(begin)
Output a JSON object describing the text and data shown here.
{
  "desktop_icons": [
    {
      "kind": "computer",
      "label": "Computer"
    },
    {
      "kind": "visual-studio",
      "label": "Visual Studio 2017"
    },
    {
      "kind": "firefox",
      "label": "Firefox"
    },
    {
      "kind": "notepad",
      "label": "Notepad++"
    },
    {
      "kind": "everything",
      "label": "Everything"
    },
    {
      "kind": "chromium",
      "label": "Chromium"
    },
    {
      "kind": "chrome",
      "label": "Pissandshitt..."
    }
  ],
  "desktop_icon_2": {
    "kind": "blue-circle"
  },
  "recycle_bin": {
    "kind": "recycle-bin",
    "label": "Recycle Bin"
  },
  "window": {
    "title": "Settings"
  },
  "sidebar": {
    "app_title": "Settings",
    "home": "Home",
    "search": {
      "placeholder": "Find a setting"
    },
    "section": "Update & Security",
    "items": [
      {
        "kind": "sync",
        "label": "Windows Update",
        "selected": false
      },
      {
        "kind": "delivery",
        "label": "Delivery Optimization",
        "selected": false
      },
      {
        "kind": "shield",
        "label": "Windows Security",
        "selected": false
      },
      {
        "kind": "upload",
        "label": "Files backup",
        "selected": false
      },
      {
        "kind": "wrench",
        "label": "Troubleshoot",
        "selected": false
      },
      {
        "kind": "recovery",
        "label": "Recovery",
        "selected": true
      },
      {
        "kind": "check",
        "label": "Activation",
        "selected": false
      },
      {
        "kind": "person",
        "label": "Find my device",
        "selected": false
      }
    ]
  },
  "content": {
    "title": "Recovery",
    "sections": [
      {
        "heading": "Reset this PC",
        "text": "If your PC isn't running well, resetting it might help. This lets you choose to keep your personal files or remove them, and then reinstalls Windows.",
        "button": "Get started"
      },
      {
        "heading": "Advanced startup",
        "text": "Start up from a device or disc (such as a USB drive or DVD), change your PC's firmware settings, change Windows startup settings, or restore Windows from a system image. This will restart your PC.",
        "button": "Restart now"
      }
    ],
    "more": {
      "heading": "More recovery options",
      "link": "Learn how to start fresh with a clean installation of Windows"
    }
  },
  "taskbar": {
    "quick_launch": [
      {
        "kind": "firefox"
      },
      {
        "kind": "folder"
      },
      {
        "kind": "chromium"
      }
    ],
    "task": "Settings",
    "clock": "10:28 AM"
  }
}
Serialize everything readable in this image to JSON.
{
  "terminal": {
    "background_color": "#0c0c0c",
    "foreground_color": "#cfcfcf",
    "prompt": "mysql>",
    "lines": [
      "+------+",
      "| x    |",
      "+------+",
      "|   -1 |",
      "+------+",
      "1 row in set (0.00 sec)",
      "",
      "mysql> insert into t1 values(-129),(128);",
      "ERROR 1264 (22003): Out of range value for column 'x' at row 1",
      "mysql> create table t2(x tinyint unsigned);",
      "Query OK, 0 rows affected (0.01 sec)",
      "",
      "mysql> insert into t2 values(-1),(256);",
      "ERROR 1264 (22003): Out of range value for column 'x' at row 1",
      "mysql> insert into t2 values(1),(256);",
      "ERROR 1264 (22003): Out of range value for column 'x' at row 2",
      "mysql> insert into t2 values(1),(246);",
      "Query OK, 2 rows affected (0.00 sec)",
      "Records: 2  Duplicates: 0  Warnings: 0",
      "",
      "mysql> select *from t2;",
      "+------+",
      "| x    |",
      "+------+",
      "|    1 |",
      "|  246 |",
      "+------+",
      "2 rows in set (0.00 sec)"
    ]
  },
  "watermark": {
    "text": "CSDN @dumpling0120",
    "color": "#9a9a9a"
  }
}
(end)
### THE TASK
Repeat the entries exactly, all of them.

### TASK ANSWER
Output a JSON object describing the text and data shown here.
{
  "desktop_icons": [
    {
      "kind": "computer",
      "label": "Computer"
    },
    {
      "kind": "visual-studio",
      "label": "Visual Studio 2017"
    },
    {
      "kind": "firefox",
      "label": "Firefox"
    },
    {
      "kind": "notepad",
      "label": "Notepad++"
    },
    {
      "kind": "everything",
      "label": "Everything"
    },
    {
      "kind": "chromium",
      "label": "Chromium"
    },
    {
      "kind": "chrome",
      "label": "Pissandshitt..."
    }
  ],
  "desktop_icon_2": {
    "kind": "blue-circle"
  },
  "recycle_bin": {
    "kind": "recycle-bin",
    "label": "Recycle Bin"
  },
  "window": {
    "title": "Settings"
  },
  "sidebar": {
    "app_title": "Settings",
    "home": "Home",
    "search": {
      "placeholder": "Find a setting"
    },
    "section": "Update & Security",
    "items": [
      {
        "kind": "sync",
        "label": "Windows Update",
        "selected": false
      },
      {
        "kind": "delivery",
        "label": "Delivery Optimization",
        "selected": false
      },
      {
        "kind": "shield",
        "label": "Windows Security",
        "selected": false
      },
      {
        "kind": "upload",
        "label": "Files backup",
        "selected": false
      },
      {
        "kind": "wrench",
        "label": "Troubleshoot",
        "selected": false
      },
      {
        "kind": "recovery",
        "label": "Recovery",
        "selected": true
      },
      {
        "kind": "check",
        "label": "Activation",
        "selected": false
      },
      {
        "kind": "person",
        "label": "Find my device",
        "selected": false
      }
    ]
  },
  "content": {
    "title": "Recovery",
    "sections": [
      {
        "heading": "Reset this PC",
        "text": "If your PC isn't running well, resetting it might help. This lets you choose to keep your personal files or remove them, and then reinstalls Windows.",
        "button": "Get started"
      },
      {
        "heading": "Advanced startup",
        "text": "Start up from a device or disc (such as a USB drive or DVD), change your PC's firmware settings, change Windows startup settings, or restore Windows from a system image. This will restart your PC.",
        "button": "Restart now"
      }
    ],
    "more": {
      "heading": "More recovery options",
      "link": "Learn how to start fresh with a clean installation of Windows"
    }
  },
  "taskbar": {
    "quick_launch": [
      {
        "kind": "firefox"
      },
      {
        "kind": "folder"
      },
      {
        "kind": "chromium"
      }
    ],
    "task": "Settings",
    "clock": "10:28 AM"
  }
}
Serialize everything readable in this image to JSON.
{
  "terminal": {
    "background_color": "#0c0c0c",
    "foreground_color": "#cfcfcf",
    "prompt": "mysql>",
    "lines": [
      "+------+",
      "| x    |",
      "+------+",
      "|   -1 |",
      "+------+",
      "1 row in set (0.00 sec)",
      "",
      "mysql> insert into t1 values(-129),(128);",
      "ERROR 1264 (22003): Out of range value for column 'x' at row 1",
      "mysql> create table t2(x tinyint unsigned);",
      "Query OK, 0 rows affected (0.01 sec)",
      "",
      "mysql> insert into t2 values(-1),(256);",
      "ERROR 1264 (22003): Out of range value for column 'x' at row 1",
      "mysql> insert into t2 values(1),(256);",
      "ERROR 1264 (22003): Out of range value for column 'x' at row 2",
      "mysql> insert into t2 values(1),(246);",
      "Query OK, 2 rows affected (0.00 sec)",
      "Records: 2  Duplicates: 0  Warnings: 0",
      "",
      "mysql> select *from t2;",
      "+------+",
      "| x    |",
      "+------+",
      "|    1 |",
      "|  246 |",
      "+------+",
      "2 rows in set (0.00 sec)"
    ]
  },
  "watermark": {
    "text": "CSDN @dumpling0120",
    "color": "#9a9a9a"
  }
}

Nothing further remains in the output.